> [Aim of the exercise]:
Determine how many lines contain the string "Users", then reply with that figure only.

— begin —

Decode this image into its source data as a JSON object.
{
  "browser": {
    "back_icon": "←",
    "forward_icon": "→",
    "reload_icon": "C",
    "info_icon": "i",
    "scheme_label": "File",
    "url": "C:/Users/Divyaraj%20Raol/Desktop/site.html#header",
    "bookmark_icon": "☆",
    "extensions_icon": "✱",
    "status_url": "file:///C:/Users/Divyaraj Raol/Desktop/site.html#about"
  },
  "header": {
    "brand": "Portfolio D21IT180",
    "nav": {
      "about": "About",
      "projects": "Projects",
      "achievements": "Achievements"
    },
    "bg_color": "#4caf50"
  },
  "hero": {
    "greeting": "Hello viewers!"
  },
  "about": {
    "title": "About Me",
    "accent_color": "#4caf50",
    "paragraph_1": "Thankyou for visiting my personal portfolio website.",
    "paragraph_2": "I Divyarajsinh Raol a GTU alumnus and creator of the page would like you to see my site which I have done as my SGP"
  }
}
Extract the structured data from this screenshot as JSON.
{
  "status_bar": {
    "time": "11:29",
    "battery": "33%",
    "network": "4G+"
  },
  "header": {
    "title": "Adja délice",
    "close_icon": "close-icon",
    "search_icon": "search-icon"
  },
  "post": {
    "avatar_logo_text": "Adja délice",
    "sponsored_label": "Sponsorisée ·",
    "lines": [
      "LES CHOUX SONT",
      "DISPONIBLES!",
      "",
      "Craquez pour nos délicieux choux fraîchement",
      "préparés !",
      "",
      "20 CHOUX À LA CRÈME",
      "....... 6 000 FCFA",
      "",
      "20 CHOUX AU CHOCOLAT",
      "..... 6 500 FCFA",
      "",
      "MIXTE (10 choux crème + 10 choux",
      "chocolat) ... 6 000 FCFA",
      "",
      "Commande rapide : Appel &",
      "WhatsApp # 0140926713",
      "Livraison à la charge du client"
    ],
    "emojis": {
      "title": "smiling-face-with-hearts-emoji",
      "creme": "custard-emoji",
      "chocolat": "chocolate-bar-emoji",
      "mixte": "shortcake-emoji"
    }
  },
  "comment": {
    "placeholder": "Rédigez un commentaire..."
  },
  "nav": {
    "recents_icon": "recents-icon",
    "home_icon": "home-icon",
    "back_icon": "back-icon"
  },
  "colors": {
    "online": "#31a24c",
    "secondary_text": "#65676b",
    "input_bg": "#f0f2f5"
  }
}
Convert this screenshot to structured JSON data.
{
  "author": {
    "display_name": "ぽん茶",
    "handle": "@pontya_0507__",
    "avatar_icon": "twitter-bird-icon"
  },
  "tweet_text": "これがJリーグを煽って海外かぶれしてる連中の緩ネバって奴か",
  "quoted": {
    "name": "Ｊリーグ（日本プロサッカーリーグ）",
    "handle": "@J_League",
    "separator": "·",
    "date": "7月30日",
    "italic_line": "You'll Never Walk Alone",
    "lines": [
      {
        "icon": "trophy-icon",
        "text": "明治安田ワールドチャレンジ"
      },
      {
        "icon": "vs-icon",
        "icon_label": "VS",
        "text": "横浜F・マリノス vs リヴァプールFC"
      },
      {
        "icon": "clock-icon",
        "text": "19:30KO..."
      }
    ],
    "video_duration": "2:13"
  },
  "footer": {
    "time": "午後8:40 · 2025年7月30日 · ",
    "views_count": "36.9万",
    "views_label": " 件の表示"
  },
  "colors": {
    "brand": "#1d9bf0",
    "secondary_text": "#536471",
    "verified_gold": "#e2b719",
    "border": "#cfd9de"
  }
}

— end —

> [Answer to this task]:
2